**Material:**
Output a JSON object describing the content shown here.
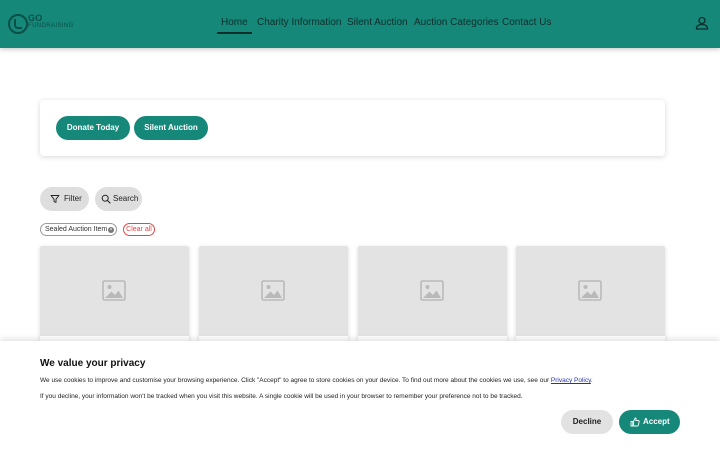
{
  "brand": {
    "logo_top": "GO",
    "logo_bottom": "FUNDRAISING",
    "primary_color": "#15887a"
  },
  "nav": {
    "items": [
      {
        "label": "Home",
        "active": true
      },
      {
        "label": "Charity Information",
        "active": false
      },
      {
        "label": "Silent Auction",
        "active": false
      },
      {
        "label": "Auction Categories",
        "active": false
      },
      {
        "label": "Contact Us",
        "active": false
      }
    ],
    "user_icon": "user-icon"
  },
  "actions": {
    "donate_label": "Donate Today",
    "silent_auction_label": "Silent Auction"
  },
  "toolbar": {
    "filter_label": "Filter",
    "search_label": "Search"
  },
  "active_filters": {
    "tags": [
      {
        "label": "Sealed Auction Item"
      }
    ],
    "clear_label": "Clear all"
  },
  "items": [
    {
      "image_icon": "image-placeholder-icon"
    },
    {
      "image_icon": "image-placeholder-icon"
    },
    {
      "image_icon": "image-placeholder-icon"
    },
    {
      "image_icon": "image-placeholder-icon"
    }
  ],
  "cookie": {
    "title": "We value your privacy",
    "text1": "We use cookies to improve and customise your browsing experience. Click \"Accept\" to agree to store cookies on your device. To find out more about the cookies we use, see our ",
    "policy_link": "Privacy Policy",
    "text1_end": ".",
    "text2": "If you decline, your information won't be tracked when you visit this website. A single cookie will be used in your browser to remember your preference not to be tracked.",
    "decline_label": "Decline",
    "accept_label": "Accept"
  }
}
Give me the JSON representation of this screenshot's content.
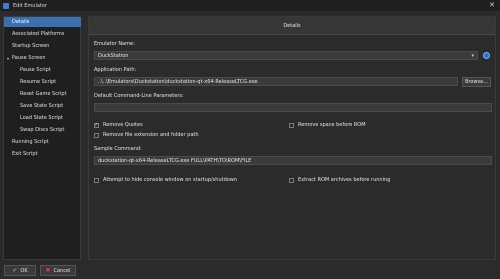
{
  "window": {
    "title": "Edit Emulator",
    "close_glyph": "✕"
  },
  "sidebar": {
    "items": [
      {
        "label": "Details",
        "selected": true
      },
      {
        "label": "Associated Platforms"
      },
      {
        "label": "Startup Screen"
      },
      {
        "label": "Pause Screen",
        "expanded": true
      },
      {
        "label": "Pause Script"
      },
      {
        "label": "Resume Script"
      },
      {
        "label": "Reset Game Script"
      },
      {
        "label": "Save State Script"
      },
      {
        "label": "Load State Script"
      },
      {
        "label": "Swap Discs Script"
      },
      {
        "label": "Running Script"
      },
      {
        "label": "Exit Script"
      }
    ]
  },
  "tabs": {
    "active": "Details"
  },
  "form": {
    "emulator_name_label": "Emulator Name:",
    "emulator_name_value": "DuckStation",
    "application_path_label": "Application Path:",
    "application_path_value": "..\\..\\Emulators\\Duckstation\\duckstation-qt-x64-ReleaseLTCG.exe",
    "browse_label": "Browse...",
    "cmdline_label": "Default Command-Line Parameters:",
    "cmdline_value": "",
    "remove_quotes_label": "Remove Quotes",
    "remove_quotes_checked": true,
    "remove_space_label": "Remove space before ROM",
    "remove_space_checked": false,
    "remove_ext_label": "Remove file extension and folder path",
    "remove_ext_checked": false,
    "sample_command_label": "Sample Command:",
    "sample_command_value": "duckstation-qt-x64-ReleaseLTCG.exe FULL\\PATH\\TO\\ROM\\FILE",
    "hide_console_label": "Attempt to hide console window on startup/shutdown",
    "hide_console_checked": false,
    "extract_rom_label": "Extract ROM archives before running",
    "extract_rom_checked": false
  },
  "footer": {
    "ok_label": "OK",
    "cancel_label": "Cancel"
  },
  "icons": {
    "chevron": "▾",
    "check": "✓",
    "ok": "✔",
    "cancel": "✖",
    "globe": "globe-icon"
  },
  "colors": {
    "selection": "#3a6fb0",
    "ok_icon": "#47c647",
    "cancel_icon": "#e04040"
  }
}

**Do this:** Exclude the images and reproduce the remaining data exactly.

**Answer:**
Output a JSON object describing the content shown here.
{
  "brand": {
    "logo_top": "GO",
    "logo_bottom": "FUNDRAISING",
    "primary_color": "#15887a"
  },
  "nav": {
    "items": [
      {
        "label": "Home",
        "active": true
      },
      {
        "label": "Charity Information",
        "active": false
      },
      {
        "label": "Silent Auction",
        "active": false
      },
      {
        "label": "Auction Categories",
        "active": false
      },
      {
        "label": "Contact Us",
        "active": false
      }
    ],
    "user_icon": "user-icon"
  },
  "actions": {
    "donate_label": "Donate Today",
    "silent_auction_label": "Silent Auction"
  },
  "toolbar": {
    "filter_label": "Filter",
    "search_label": "Search"
  },
  "active_filters": {
    "tags": [
      {
        "label": "Sealed Auction Item"
      }
    ],
    "clear_label": "Clear all"
  },
  "items": [
    {
      "image_icon": "image-placeholder-icon"
    },
    {
      "image_icon": "image-placeholder-icon"
    },
    {
      "image_icon": "image-placeholder-icon"
    },
    {
      "image_icon": "image-placeholder-icon"
    }
  ],
  "cookie": {
    "title": "We value your privacy",
    "text1": "We use cookies to improve and customise your browsing experience. Click \"Accept\" to agree to store cookies on your device. To find out more about the cookies we use, see our ",
    "policy_link": "Privacy Policy",
    "text1_end": ".",
    "text2": "If you decline, your information won't be tracked when you visit this website. A single cookie will be used in your browser to remember your preference not to be tracked.",
    "decline_label": "Decline",
    "accept_label": "Accept"
  }
}
Give me the JSON representation of this screenshot's content.
{
  "window": {
    "title": "Edit Emulator",
    "close_glyph": "✕"
  },
  "sidebar": {
    "items": [
      {
        "label": "Details",
        "selected": true
      },
      {
        "label": "Associated Platforms"
      },
      {
        "label": "Startup Screen"
      },
      {
        "label": "Pause Screen",
        "expanded": true
      },
      {
        "label": "Pause Script"
      },
      {
        "label": "Resume Script"
      },
      {
        "label": "Reset Game Script"
      },
      {
        "label": "Save State Script"
      },
      {
        "label": "Load State Script"
      },
      {
        "label": "Swap Discs Script"
      },
      {
        "label": "Running Script"
      },
      {
        "label": "Exit Script"
      }
    ]
  },
  "tabs": {
    "active": "Details"
  },
  "form": {
    "emulator_name_label": "Emulator Name:",
    "emulator_name_value": "DuckStation",
    "application_path_label": "Application Path:",
    "application_path_value": "..\\..\\Emulators\\Duckstation\\duckstation-qt-x64-ReleaseLTCG.exe",
    "browse_label": "Browse...",
    "cmdline_label": "Default Command-Line Parameters:",
    "cmdline_value": "",
    "remove_quotes_label": "Remove Quotes",
    "remove_quotes_checked": true,
    "remove_space_label": "Remove space before ROM",
    "remove_space_checked": false,
    "remove_ext_label": "Remove file extension and folder path",
    "remove_ext_checked": false,
    "sample_command_label": "Sample Command:",
    "sample_command_value": "duckstation-qt-x64-ReleaseLTCG.exe FULL\\PATH\\TO\\ROM\\FILE",
    "hide_console_label": "Attempt to hide console window on startup/shutdown",
    "hide_console_checked": false,
    "extract_rom_label": "Extract ROM archives before running",
    "extract_rom_checked": false
  },
  "footer": {
    "ok_label": "OK",
    "cancel_label": "Cancel"
  },
  "icons": {
    "chevron": "▾",
    "check": "✓",
    "ok": "✔",
    "cancel": "✖",
    "globe": "globe-icon"
  },
  "colors": {
    "selection": "#3a6fb0",
    "ok_icon": "#47c647",
    "cancel_icon": "#e04040"
  }
}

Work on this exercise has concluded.